(Data records)
** begin **
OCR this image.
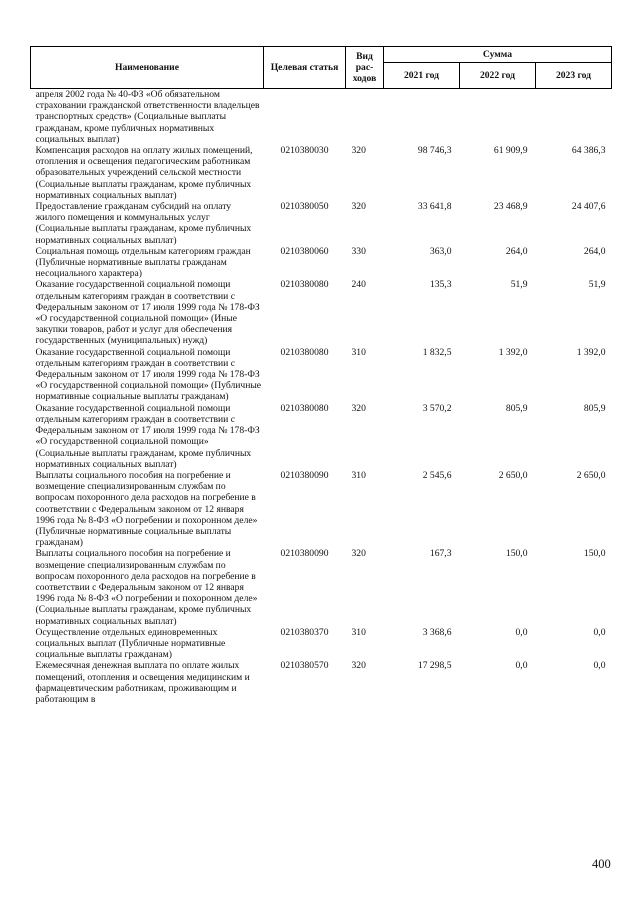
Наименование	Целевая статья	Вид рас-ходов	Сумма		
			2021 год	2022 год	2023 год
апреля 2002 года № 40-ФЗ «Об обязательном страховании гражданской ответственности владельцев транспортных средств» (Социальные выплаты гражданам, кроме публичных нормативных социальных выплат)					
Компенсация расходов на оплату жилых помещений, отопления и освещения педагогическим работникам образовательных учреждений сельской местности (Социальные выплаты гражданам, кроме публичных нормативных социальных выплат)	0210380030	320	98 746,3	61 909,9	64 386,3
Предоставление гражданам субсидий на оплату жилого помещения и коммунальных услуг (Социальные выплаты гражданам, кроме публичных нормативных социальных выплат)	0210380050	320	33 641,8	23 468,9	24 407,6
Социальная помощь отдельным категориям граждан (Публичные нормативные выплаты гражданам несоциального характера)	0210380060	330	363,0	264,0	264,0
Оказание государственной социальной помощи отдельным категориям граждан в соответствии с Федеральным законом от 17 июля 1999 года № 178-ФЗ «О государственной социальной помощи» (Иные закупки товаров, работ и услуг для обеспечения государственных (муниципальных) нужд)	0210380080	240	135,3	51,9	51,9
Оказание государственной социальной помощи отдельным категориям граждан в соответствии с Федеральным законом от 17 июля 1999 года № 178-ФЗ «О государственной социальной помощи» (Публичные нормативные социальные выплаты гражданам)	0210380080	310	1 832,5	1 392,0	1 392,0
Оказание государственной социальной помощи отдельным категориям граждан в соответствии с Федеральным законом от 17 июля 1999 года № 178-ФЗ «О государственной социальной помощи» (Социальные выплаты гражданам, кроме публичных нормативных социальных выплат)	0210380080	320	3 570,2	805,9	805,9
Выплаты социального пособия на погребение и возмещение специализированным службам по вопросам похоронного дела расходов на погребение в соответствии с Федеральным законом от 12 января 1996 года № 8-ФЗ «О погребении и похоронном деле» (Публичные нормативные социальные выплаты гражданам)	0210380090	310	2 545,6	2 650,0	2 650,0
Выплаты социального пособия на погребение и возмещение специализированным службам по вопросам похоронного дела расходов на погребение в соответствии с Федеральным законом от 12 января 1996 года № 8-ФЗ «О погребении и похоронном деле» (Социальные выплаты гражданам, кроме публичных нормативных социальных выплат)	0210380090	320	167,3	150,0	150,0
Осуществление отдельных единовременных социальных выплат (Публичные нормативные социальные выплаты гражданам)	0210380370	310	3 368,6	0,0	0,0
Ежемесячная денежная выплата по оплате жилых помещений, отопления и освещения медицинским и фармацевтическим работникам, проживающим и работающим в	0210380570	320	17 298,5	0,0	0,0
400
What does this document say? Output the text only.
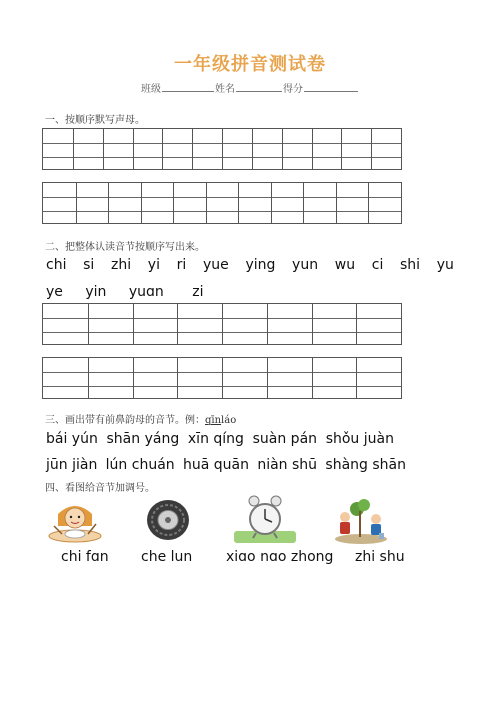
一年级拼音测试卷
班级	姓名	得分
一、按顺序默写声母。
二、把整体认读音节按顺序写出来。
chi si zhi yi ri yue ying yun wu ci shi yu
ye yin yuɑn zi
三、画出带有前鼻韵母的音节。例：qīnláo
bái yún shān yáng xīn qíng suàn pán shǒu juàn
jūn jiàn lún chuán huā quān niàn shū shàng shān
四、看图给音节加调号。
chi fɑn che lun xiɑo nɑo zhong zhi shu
** end **
[Exercise description]: Copy out each line in the listing that has the word "помощи".

[Answer to the exercise]:
Оказание государственной социальной помощи отдельным категориям граждан в соответствии с Федеральным законом от 17 июля 1999 года № 178-ФЗ «О государственной социальной помощи» (Иные закупки товаров, работ и услуг для обеспечения государственных (муниципальных) нужд)	0210380080	240	135,3	51,9	51,9
Оказание государственной социальной помощи отдельным категориям граждан в соответствии с Федеральным законом от 17 июля 1999 года № 178-ФЗ «О государственной социальной помощи» (Публичные нормативные социальные выплаты гражданам)	0210380080	310	1 832,5	1 392,0	1 392,0
Оказание государственной социальной помощи отдельным категориям граждан в соответствии с Федеральным законом от 17 июля 1999 года № 178-ФЗ «О государственной социальной помощи» (Социальные выплаты гражданам, кроме публичных нормативных социальных выплат)	0210380080	320	3 570,2	805,9	805,9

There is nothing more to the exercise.